### YOUR TASK
Condense the paragraph in the article on beginning .NET development that begins "If you have no interest in client development" into a short bulleted list of its main points.

### EXCERPT TO READ

————————

My friend and colleague Zach Johnson posted a great article on beginning web development. His post is mostly focused on PHP/MySQL due to his background, so I thought I'd expand on his excellent advice by talking about beginning .NET development.

Firstly, let's get something out of the way: .NET is not a programming language, it's a programming framework. The .NET framework supports three languages that can be used for web development: C#, VB.NET (VB 8), and J# (which no one uses).

Why Should I Develop Using .NET?

The answer to this question has a lot of facets. I chose .NET because I was not only interested in web development but I also was interested in Windows development. The great thing about .NET is that it's not hard to move between client and web development since you can use whatever language you prefer for both environments. Additionally, with the recent release of Windows Presentation Foundation with .NET Framework 3.5, client development is like developing a rich web application because the UI is all XML (or more properly: XAML) driven and supports rich graphical features like timeline animations, transparency, and much more than what Windows Forms can offer you. Silverlight is the technology most people associate with XAML interfaces but WPF lets you create native Windows applications using the same UI tools like Microsoft Expression.

If you have no interest in client development, ASP.NET still has enough going for it to warrant your notice. I've found that ASP.NET is great at making database-driven sites in a short amount of time. There are no templates, modules, or code that you have to set up to dive into making a data-driven web application. It's as simple as opening a new ASPX page, dropping an SqlDataSource control and linking it to a table to pull whatever data you need and filling a ListView control to show a list. No DB connection code, you don't even need to code unless you want to customize the results that are returned.

So How Do I Get Started?

Developing using the .NET framework has come a long, long way since I started. Not only is it all free now, but in recent months there's been a lot of awesome add-ons to speed up data-driven web sites.

If .NET development interests you, here are my recommendations:

  • Go and get Visual Web Developer 2008:  It's free and is just as good as the full VS 2008, minus support for built-in team source code development.
  • Go and get SQL Server 2008 Express: Again, it's free and is good enough for development environments.
  • Start learning C# and then get at least familiar with VB. Many people still use VB applications and it could be useful to know both, I do. They aren't extremely different but C# is smoother and more efficient (VB is slower). It's also similar to JavaScript's syntax so while you're learning JavaScript, C# should come naturally. Besides, there are some great translation tools that make moving between languages simple.

————————

### Page layout parsing data
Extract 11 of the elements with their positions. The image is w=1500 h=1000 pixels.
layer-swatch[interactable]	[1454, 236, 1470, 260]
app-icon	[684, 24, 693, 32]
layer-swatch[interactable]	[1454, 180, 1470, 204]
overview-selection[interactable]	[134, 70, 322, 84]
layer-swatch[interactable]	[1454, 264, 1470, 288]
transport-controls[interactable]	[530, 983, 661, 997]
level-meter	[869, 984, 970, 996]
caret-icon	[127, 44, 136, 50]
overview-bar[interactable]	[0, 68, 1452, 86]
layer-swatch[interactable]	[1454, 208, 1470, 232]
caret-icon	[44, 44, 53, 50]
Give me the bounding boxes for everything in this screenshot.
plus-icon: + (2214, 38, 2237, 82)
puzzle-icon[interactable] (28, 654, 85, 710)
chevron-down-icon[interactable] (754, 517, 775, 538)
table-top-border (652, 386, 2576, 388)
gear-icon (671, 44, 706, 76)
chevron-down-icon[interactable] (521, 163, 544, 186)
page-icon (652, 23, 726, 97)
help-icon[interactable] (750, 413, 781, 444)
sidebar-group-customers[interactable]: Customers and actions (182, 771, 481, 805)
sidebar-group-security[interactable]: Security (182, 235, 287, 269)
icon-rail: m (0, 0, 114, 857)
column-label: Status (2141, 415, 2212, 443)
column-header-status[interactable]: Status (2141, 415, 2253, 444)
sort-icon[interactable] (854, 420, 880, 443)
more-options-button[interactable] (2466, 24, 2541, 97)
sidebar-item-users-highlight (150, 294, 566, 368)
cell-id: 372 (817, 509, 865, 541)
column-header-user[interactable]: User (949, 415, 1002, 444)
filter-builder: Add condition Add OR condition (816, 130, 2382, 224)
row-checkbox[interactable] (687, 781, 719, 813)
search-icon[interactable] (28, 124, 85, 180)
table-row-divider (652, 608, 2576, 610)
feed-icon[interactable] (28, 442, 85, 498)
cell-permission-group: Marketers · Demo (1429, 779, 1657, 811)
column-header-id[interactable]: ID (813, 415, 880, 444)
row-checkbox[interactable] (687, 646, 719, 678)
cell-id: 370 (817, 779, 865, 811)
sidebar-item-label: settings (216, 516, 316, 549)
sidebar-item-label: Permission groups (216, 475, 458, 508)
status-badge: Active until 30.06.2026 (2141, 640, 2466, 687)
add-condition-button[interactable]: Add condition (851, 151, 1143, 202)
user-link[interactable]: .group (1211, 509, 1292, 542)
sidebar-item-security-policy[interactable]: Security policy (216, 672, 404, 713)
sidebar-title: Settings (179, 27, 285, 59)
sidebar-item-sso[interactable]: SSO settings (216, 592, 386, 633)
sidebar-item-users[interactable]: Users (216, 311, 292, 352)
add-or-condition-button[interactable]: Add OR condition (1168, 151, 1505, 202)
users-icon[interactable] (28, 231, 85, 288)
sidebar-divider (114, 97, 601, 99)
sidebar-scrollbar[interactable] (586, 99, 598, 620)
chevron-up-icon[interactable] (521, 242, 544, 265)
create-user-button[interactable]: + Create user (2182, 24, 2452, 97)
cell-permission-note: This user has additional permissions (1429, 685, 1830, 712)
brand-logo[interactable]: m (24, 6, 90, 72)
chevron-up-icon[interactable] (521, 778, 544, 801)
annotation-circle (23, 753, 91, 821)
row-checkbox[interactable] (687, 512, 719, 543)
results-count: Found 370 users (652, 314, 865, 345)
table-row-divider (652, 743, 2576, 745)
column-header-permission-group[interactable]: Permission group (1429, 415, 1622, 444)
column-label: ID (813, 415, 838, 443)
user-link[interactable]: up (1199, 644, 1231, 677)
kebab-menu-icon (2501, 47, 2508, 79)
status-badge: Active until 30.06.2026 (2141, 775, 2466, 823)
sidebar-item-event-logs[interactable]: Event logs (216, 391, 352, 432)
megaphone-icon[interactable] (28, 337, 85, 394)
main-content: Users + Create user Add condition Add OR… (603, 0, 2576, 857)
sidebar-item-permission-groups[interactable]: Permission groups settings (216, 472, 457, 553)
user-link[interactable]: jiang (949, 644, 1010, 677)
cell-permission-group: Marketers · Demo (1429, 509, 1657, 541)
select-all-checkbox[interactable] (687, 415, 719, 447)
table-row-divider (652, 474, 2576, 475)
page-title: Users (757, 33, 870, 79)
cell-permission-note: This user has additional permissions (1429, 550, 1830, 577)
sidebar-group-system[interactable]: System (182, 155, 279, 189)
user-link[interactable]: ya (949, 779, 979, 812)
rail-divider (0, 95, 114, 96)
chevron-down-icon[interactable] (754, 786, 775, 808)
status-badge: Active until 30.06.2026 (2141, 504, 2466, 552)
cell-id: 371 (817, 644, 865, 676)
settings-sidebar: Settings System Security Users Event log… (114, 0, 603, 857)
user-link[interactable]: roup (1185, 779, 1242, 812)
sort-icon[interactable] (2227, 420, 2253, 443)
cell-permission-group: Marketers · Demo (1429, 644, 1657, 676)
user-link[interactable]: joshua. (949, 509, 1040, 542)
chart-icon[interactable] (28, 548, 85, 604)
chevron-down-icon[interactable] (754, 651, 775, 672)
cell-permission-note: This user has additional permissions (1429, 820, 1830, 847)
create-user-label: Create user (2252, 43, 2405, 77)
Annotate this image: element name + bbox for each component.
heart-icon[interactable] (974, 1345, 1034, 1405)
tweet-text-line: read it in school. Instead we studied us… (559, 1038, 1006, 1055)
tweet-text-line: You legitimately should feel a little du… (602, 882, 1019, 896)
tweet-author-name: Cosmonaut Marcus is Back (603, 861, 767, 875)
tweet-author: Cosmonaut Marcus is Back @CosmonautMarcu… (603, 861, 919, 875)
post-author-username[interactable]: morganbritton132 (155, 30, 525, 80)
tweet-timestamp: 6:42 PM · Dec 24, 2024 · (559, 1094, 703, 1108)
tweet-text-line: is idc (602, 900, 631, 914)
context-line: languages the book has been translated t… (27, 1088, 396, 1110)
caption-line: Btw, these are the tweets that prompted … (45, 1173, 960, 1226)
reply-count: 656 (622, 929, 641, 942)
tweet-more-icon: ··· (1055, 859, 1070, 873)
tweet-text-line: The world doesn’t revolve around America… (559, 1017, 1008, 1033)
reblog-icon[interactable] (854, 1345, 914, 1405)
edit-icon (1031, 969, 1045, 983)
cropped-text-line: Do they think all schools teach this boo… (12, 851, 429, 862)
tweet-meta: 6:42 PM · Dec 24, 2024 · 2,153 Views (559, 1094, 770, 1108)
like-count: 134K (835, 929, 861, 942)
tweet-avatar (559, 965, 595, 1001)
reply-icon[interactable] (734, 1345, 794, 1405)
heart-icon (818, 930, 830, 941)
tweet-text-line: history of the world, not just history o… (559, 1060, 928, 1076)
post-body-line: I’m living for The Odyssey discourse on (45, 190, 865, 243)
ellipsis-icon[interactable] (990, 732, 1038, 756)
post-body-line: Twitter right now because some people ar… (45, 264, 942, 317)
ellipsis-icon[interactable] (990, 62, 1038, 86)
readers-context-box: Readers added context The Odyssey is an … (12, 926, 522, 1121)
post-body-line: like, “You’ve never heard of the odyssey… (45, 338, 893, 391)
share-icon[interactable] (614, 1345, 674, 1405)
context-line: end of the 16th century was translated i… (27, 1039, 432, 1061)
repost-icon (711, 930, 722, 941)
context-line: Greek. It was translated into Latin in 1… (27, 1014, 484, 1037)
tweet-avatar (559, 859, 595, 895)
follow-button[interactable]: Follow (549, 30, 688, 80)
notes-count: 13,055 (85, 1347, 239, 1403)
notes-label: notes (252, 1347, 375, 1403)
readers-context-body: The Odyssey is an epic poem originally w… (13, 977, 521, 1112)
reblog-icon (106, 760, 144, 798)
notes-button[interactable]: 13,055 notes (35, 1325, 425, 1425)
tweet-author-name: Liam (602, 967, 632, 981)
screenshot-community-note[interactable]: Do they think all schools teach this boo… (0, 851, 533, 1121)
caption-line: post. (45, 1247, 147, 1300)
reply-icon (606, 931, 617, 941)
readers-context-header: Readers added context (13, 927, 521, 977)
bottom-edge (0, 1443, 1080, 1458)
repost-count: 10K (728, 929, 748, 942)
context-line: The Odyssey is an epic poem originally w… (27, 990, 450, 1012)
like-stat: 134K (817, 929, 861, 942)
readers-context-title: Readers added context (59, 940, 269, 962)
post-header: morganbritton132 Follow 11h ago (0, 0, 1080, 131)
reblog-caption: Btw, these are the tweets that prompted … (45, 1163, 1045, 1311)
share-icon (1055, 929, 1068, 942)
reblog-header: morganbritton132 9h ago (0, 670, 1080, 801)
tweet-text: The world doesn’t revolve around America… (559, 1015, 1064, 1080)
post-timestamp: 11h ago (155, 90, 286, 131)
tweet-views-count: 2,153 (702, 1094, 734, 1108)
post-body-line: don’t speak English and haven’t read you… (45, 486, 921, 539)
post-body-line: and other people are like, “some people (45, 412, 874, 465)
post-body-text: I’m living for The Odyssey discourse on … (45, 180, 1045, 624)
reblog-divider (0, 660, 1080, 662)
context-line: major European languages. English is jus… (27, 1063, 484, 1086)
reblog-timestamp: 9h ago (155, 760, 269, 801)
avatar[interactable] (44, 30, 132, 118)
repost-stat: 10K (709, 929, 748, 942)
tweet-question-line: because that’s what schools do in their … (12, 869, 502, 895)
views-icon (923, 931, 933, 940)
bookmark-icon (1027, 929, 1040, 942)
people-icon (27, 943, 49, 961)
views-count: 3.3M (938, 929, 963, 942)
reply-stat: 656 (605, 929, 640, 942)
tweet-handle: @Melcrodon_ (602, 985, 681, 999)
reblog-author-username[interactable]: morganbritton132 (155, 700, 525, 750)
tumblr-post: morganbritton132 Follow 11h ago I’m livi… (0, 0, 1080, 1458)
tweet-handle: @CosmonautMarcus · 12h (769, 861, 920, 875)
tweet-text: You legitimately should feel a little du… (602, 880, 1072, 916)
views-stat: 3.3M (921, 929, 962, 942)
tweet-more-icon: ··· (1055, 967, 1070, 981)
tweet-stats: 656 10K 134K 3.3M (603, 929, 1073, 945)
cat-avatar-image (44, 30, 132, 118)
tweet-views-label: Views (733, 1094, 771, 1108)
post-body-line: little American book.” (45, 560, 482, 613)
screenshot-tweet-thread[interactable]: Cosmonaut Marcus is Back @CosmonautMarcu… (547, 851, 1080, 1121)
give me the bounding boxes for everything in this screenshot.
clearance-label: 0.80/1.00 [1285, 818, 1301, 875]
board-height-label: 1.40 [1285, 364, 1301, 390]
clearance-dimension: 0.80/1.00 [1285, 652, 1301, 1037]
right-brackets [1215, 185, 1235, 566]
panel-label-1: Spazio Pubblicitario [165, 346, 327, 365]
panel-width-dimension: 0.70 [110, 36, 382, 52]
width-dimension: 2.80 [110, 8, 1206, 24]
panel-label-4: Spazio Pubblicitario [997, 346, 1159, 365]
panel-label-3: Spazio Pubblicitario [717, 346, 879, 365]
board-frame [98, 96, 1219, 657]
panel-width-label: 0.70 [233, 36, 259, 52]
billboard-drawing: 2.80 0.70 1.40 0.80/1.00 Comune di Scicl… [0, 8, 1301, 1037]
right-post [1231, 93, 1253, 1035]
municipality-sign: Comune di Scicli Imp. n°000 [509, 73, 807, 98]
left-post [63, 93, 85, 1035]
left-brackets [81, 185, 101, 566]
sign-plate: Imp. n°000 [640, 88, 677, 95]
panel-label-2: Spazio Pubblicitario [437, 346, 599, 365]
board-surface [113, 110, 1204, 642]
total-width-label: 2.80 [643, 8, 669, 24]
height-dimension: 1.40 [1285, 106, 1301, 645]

————————

### ANSWER SECTION
- ASP.NET deserves attention even without an interest in client development.
- It makes building database-driven sites fast.
- No templates, modules, or setup code are needed to start a data-driven web application.
- You open a new ASPX page, add an SqlDataSource control linked to a table, and fill a ListView control to show a list.
- No database connection code is required, and coding is needed only to customize the returned results.